> _WHAT TO DO_
Leave out the pictures and copy every record exactly.

• • • • • • •

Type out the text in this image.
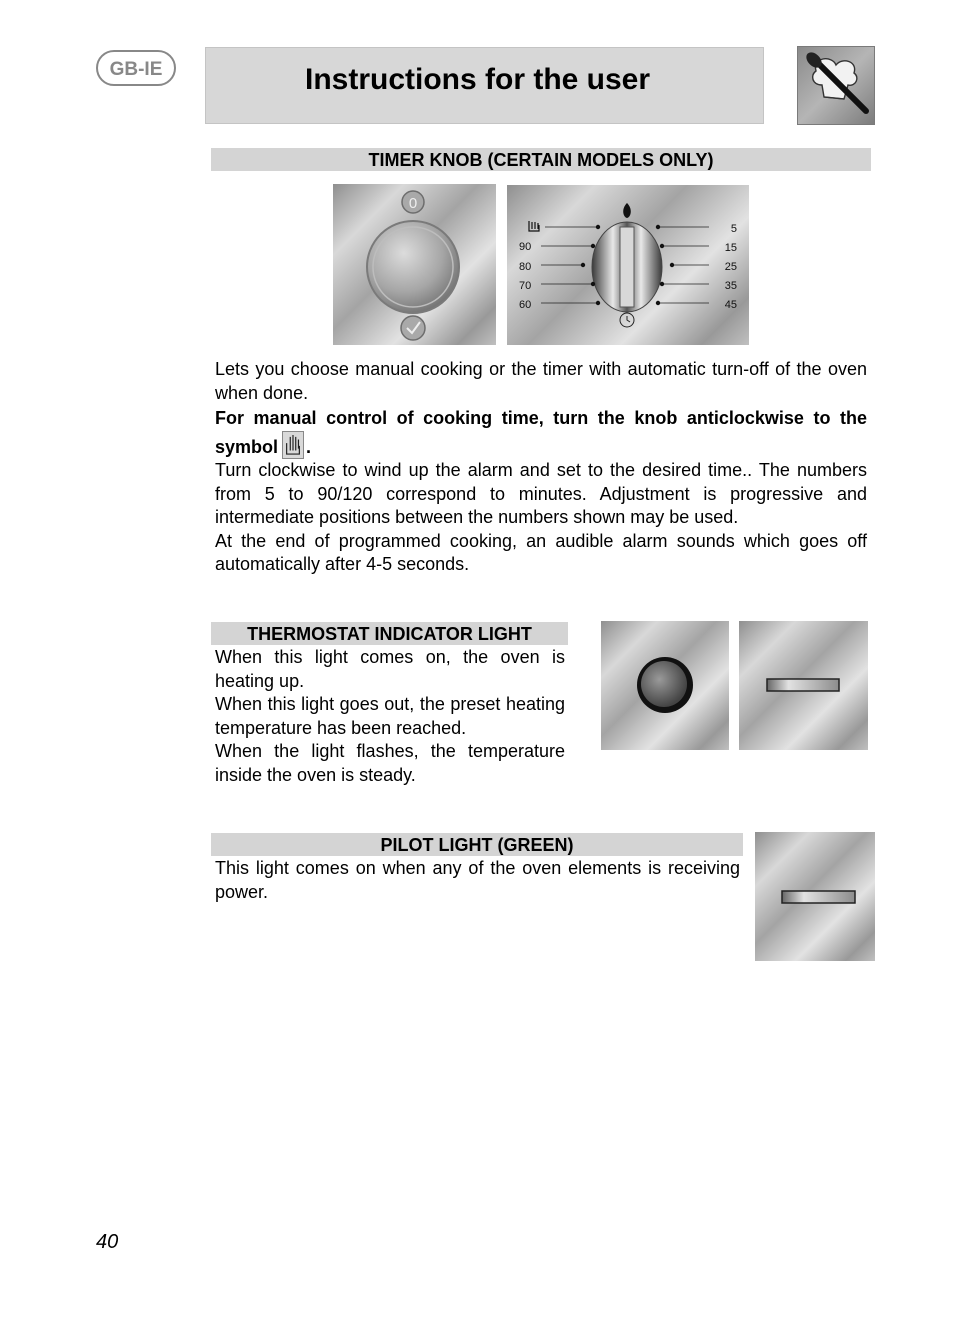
GB-IE	Instructions for the user
TIMER KNOB (CERTAIN MODELS ONLY)
0
90
80
70
60
5
15
25
35
45

Lets you choose manual cooking or the timer with automatic turn-off of the oven when done.

For manual control of cooking time, turn the knob anticlockwise to the symbol .

Turn clockwise to wind up the alarm and set to the desired time.. The numbers from 5 to 90/120 correspond to minutes. Adjustment is progressive and intermediate positions between the numbers shown may be used.

At the end of programmed cooking, an audible alarm sounds which goes off automatically after 4-5 seconds.

THERMOSTAT INDICATOR LIGHT

When this light comes on, the oven is heating up.

When this light goes out, the preset heating temperature has been reached.

When the light flashes, the temperature inside the oven is steady.

PILOT LIGHT (GREEN)

This light comes on when any of the oven elements is receiving power.

40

• • • • • • •

> _WRITTEN RESPONSE_
Type out the text in this image.
GB-IE	Instructions for the user
TIMER KNOB (CERTAIN MODELS ONLY)
0
90
80
70
60
5
15
25
35
45

Lets you choose manual cooking or the timer with automatic turn-off of the oven when done.

For manual control of cooking time, turn the knob anticlockwise to the symbol .

Turn clockwise to wind up the alarm and set to the desired time.. The numbers from 5 to 90/120 correspond to minutes. Adjustment is progressive and intermediate positions between the numbers shown may be used.

At the end of programmed cooking, an audible alarm sounds which goes off automatically after 4-5 seconds.

THERMOSTAT INDICATOR LIGHT

When this light comes on, the oven is heating up.

When this light goes out, the preset heating temperature has been reached.

When the light flashes, the temperature inside the oven is steady.

PILOT LIGHT (GREEN)

This light comes on when any of the oven elements is receiving power.

40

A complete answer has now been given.